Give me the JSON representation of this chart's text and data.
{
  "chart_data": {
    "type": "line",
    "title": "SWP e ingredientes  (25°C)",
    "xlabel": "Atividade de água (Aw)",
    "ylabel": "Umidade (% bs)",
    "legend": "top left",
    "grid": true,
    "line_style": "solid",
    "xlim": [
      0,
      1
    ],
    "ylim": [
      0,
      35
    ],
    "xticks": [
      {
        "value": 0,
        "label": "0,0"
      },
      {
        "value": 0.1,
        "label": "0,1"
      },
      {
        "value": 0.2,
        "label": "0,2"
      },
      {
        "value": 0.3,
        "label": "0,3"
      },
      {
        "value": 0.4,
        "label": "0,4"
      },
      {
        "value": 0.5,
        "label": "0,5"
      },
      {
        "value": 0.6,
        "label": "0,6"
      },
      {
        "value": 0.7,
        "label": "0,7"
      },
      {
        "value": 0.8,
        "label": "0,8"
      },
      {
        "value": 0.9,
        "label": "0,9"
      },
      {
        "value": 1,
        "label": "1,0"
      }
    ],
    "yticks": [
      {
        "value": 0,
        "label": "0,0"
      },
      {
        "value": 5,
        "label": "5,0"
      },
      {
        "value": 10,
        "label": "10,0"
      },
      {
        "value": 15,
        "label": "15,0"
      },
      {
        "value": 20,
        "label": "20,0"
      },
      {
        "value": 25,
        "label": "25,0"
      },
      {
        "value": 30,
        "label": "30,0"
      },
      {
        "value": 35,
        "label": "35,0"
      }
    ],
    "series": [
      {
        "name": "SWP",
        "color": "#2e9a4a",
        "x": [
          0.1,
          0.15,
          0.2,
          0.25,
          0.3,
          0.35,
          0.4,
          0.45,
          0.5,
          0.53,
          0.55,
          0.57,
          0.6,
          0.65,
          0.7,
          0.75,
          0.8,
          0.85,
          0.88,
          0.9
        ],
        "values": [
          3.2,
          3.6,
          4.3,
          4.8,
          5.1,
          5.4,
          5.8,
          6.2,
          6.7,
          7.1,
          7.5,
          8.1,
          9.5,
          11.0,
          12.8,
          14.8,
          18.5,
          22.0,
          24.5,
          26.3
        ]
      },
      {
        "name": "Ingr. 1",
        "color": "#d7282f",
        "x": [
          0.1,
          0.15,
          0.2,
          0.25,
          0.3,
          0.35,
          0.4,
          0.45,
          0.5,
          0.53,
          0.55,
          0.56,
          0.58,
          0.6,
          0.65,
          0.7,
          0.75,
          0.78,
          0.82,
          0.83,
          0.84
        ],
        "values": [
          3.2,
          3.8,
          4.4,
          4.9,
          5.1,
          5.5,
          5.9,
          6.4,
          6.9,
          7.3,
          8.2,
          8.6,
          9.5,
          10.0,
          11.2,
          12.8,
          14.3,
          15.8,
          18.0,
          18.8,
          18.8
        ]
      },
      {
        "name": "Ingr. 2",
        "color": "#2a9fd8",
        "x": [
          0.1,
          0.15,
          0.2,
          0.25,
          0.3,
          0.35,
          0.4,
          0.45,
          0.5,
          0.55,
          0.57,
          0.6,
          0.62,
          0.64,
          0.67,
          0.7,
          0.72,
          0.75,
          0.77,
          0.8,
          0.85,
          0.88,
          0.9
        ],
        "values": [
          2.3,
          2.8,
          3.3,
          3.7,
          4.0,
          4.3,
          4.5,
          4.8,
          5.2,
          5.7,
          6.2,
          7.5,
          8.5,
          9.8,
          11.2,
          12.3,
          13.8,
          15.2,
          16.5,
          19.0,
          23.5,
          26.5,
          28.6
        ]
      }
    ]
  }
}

--

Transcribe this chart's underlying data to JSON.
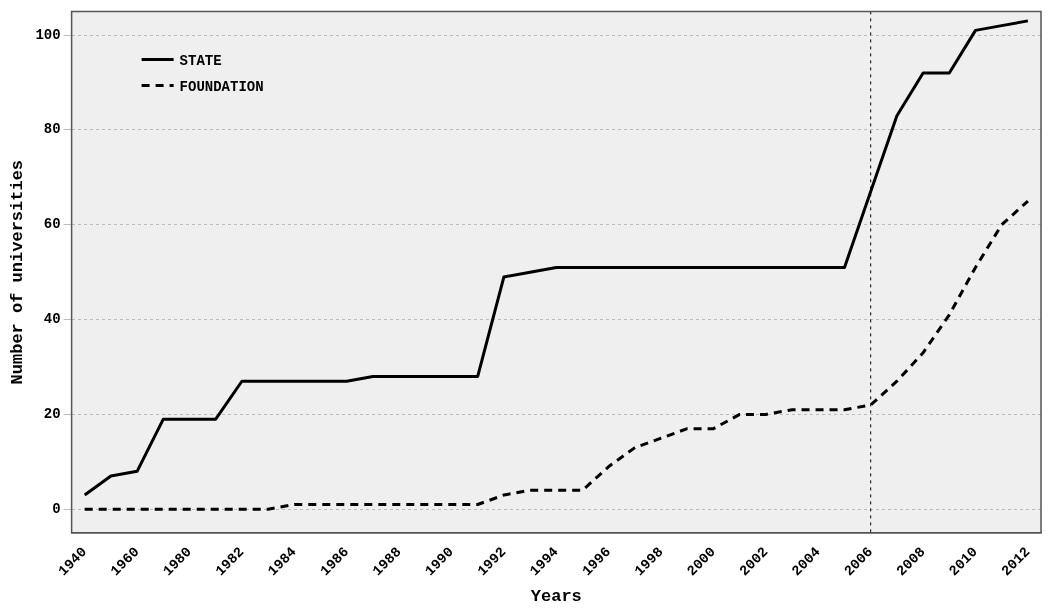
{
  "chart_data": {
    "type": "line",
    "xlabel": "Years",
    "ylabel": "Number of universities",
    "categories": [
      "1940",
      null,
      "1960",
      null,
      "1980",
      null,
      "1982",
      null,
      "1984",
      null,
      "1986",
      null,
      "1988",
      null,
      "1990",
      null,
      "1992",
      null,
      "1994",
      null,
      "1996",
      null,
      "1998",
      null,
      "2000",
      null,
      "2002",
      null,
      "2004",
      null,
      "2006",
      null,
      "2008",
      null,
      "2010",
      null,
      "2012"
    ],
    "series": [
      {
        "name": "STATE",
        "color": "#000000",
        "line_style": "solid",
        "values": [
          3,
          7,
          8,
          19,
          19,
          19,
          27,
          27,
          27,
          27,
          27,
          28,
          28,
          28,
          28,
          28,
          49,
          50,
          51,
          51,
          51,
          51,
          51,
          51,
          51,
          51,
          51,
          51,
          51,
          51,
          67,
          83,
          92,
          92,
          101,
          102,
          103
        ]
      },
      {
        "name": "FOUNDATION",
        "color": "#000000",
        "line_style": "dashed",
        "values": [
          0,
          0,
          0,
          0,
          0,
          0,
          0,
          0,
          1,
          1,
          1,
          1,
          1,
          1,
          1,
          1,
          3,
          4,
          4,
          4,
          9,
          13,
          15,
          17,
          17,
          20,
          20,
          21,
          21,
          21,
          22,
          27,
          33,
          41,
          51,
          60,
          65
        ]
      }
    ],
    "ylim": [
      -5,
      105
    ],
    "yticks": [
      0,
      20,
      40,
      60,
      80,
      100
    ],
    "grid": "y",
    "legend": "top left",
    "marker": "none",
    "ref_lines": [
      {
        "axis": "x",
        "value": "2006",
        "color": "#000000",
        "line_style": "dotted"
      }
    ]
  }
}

◆ **Written exercise**: Give only the number of lines in the entries above that hold the string "this".

◆ **Written solution**: 2